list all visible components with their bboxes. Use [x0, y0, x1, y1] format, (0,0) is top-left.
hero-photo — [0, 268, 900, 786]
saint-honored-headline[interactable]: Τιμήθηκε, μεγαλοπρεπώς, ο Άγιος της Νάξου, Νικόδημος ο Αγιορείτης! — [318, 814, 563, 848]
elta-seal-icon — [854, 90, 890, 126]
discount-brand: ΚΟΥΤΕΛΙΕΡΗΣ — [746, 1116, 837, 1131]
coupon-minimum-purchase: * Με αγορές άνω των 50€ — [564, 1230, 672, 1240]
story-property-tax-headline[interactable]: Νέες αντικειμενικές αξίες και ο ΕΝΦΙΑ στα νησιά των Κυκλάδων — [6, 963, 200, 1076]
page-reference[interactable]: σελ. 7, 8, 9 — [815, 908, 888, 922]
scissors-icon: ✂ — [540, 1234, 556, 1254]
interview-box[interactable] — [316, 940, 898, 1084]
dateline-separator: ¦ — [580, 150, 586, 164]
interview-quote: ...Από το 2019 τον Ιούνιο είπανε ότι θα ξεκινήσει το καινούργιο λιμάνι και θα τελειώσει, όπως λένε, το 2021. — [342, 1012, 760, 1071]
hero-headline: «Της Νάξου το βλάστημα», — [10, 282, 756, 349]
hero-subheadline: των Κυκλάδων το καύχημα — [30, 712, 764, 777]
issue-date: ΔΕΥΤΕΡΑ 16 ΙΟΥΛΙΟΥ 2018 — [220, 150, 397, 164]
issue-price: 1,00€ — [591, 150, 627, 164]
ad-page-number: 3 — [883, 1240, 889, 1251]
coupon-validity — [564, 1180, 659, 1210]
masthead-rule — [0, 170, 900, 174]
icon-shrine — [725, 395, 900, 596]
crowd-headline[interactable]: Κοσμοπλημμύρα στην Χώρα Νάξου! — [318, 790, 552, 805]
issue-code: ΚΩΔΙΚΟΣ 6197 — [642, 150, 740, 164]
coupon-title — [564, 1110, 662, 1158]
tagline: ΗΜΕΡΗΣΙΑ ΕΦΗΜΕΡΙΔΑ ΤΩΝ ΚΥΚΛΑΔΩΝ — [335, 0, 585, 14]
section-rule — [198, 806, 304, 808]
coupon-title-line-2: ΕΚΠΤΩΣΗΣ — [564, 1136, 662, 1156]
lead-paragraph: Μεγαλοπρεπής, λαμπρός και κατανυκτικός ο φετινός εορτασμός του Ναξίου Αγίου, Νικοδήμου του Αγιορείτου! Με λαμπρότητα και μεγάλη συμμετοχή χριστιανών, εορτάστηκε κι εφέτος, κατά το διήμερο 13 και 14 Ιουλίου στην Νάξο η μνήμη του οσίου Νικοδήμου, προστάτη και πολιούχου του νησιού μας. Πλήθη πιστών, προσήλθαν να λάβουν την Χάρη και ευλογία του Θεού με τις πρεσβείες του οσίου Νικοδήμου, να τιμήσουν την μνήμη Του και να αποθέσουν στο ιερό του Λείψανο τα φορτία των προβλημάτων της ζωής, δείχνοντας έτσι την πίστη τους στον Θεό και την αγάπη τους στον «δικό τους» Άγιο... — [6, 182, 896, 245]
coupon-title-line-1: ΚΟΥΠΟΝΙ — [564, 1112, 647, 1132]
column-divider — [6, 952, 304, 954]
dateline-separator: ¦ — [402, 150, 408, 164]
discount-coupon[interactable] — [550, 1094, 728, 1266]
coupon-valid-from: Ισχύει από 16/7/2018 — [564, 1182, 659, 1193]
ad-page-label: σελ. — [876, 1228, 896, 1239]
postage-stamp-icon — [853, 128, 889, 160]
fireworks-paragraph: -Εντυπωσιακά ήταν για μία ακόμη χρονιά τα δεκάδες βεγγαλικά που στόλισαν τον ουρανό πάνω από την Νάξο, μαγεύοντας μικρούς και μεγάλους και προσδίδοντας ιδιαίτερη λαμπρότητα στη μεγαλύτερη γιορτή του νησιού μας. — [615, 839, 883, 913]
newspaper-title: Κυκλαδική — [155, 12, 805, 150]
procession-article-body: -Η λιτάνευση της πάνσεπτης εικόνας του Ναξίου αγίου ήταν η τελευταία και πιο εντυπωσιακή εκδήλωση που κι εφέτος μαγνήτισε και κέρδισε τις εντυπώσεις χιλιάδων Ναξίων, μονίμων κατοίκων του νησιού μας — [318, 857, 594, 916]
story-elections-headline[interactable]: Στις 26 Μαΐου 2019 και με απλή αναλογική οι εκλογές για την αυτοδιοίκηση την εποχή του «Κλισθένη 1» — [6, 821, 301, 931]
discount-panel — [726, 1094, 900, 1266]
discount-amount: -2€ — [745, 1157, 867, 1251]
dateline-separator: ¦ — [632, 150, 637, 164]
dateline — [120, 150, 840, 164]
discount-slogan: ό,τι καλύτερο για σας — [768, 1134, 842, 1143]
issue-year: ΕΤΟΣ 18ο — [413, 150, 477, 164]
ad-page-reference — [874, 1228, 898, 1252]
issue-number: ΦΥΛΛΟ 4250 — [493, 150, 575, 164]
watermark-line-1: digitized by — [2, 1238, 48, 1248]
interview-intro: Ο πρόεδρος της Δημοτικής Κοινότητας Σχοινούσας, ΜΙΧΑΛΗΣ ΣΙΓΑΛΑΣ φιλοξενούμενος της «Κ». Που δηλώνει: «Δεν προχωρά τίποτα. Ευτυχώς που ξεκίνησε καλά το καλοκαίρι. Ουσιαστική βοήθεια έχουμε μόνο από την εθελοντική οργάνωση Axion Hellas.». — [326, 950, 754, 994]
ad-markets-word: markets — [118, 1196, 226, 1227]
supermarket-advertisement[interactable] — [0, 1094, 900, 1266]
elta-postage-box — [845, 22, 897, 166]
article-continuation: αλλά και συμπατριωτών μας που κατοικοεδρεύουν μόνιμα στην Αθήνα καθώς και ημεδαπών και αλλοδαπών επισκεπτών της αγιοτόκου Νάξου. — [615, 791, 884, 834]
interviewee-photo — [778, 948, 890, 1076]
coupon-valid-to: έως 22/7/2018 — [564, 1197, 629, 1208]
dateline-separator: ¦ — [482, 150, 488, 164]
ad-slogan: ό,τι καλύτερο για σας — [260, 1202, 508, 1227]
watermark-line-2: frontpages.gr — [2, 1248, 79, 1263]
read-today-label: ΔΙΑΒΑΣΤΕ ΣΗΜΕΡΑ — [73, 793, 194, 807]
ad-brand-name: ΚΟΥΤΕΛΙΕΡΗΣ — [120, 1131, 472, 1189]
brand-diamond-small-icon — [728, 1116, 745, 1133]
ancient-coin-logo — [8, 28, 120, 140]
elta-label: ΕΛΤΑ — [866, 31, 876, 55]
------------------------------------------------
Arrange the listing as a numbered list, from its first line up to and including the line with "ad-page-number: 3 — [883, 1240, 889, 1251]", and omit any blank lines.

1. list all visible components with their bboxes. Use [x0, y0, x1, y1] format, (0,0) is top-left.
2. hero-photo — [0, 268, 900, 786]
3. saint-honored-headline[interactable]: Τιμήθηκε, μεγαλοπρεπώς, ο Άγιος της Νάξου, Νικόδημος ο Αγιορείτης! — [318, 814, 563, 848]
4. elta-seal-icon — [854, 90, 890, 126]
5. discount-brand: ΚΟΥΤΕΛΙΕΡΗΣ — [746, 1116, 837, 1131]
6. coupon-minimum-purchase: * Με αγορές άνω των 50€ — [564, 1230, 672, 1240]
7. story-property-tax-headline[interactable]: Νέες αντικειμενικές αξίες και ο ΕΝΦΙΑ στα νησιά των Κυκλάδων — [6, 963, 200, 1076]
8. page-reference[interactable]: σελ. 7, 8, 9 — [815, 908, 888, 922]
9. scissors-icon: ✂ — [540, 1234, 556, 1254]
10. interview-box[interactable] — [316, 940, 898, 1084]
11. dateline-separator: ¦ — [580, 150, 586, 164]
12. interview-quote: ...Από το 2019 τον Ιούνιο είπανε ότι θα ξεκινήσει το καινούργιο λιμάνι και θα τελειώσει, όπως λένε, το 2021. — [342, 1012, 760, 1071]
13. hero-headline: «Της Νάξου το βλάστημα», — [10, 282, 756, 349]
14. hero-subheadline: των Κυκλάδων το καύχημα — [30, 712, 764, 777]
15. issue-date: ΔΕΥΤΕΡΑ 16 ΙΟΥΛΙΟΥ 2018 — [220, 150, 397, 164]
16. issue-price: 1,00€ — [591, 150, 627, 164]
17. ad-page-number: 3 — [883, 1240, 889, 1251]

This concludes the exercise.